§ **EXERCISE TASK**: Which lines of the records contain "name"? Collect every one of them.

Figure data in JSON:
** Begin **

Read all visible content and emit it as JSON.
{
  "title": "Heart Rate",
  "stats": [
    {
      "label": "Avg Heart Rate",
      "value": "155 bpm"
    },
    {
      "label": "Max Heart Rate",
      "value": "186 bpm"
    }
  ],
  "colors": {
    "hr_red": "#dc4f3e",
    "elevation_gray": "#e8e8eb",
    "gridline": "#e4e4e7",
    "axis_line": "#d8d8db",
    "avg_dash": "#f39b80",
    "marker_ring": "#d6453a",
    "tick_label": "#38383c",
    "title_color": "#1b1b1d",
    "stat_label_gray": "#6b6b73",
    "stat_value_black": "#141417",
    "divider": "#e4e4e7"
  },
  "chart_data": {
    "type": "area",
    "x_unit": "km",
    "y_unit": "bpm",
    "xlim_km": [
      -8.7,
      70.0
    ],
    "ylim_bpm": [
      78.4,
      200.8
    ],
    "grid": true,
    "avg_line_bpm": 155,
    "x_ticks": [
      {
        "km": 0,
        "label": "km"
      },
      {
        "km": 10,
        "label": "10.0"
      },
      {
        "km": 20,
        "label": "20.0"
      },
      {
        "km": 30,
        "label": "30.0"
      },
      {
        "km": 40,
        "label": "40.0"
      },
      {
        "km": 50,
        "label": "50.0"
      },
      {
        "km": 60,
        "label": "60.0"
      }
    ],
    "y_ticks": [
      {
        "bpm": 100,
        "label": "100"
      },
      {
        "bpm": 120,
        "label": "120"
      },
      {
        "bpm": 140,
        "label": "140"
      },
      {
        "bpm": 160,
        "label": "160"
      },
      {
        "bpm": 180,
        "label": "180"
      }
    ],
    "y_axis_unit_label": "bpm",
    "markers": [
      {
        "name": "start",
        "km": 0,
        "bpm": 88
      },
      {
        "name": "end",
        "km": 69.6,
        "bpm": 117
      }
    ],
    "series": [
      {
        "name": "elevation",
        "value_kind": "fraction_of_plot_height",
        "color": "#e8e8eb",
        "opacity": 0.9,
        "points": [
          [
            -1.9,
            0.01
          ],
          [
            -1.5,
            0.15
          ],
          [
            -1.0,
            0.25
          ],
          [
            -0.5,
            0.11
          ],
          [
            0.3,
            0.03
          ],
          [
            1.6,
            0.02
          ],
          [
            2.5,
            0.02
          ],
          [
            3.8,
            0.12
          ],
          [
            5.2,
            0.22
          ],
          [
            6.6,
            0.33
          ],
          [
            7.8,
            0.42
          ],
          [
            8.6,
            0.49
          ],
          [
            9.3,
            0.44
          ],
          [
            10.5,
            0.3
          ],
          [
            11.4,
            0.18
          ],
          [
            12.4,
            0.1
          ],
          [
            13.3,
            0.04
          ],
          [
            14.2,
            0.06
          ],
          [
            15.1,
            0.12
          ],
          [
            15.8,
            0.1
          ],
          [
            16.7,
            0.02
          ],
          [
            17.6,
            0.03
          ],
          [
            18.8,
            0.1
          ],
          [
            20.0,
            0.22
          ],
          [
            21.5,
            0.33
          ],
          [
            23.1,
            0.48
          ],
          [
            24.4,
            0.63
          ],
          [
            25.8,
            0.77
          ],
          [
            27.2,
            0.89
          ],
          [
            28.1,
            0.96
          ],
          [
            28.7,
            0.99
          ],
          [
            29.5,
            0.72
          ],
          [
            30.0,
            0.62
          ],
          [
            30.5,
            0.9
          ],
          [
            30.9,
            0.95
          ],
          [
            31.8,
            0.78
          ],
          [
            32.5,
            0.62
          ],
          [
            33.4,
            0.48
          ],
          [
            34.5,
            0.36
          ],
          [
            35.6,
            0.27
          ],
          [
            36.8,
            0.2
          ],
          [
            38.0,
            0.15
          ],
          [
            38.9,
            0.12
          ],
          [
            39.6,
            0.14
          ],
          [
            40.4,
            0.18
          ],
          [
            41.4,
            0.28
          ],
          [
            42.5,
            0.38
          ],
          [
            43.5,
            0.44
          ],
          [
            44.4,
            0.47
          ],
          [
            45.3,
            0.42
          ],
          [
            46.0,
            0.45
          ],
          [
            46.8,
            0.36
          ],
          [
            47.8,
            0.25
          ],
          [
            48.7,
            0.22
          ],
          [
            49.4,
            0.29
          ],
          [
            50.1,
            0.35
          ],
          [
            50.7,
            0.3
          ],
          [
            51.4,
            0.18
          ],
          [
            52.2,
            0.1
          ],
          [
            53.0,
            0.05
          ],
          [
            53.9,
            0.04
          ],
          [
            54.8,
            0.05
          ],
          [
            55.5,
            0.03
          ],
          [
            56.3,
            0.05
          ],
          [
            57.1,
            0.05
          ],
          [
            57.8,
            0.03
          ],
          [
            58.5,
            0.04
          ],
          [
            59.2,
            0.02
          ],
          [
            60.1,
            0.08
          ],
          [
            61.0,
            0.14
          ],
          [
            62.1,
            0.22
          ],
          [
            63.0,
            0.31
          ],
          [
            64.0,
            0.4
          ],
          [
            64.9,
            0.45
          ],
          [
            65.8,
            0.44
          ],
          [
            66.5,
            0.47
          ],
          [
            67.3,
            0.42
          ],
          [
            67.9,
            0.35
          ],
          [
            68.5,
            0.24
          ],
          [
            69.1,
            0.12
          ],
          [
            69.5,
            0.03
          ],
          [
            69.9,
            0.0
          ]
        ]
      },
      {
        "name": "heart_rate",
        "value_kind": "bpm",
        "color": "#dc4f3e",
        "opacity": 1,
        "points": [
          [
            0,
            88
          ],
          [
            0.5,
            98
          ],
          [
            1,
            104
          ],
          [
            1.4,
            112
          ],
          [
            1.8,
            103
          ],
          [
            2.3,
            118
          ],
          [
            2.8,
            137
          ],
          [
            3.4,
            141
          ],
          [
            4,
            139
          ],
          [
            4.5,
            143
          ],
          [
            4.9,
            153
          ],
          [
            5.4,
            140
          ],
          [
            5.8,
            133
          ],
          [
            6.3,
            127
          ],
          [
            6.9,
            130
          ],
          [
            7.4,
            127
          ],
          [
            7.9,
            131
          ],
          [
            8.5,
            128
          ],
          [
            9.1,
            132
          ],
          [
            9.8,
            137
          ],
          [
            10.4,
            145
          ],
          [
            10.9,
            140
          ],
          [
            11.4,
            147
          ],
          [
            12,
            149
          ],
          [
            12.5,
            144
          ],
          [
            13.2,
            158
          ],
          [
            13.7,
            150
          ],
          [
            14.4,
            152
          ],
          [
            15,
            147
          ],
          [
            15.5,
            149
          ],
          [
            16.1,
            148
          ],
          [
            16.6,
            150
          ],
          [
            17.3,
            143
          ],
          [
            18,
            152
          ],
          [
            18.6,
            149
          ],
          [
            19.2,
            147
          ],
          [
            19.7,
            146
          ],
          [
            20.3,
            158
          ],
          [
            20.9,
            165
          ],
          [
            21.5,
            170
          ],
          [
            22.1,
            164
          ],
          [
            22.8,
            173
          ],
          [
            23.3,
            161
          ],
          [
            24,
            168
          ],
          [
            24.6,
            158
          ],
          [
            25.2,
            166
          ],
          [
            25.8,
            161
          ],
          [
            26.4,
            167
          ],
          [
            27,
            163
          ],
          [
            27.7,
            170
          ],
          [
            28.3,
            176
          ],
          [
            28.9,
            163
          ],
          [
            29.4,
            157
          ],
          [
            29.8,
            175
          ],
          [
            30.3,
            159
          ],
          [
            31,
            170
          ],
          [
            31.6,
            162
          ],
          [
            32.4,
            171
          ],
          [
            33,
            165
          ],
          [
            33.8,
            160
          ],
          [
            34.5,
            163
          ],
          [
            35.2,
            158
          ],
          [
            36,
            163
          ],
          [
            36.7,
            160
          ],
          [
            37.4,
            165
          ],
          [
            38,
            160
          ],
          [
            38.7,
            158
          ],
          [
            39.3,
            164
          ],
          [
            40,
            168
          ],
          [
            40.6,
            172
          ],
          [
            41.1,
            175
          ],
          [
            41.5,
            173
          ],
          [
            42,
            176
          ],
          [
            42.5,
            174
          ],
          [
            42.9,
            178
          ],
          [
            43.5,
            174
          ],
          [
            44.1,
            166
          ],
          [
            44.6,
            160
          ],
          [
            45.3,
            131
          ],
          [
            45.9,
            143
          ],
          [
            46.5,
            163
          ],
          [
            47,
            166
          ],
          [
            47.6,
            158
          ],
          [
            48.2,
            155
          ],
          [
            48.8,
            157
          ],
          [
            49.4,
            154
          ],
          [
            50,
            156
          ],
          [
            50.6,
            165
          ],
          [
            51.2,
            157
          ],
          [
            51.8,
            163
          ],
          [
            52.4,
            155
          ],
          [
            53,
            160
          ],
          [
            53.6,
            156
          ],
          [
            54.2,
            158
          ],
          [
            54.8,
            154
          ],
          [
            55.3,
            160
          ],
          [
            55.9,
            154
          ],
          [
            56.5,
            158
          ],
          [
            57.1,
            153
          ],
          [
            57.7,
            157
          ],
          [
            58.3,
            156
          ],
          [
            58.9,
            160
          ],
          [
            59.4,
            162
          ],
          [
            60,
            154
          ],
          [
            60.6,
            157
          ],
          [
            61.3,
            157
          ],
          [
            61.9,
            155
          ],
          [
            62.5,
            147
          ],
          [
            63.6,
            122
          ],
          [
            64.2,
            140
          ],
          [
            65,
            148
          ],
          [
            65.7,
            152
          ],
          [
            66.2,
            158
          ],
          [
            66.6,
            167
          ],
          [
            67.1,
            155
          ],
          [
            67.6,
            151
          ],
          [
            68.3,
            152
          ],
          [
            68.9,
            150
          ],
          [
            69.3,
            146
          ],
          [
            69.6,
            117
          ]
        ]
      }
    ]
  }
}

** End **

§ **EXPECTED ANSWER**:
        "name": "start",
        "name": "end",
        "name": "elevation",
        "name": "heart_rate",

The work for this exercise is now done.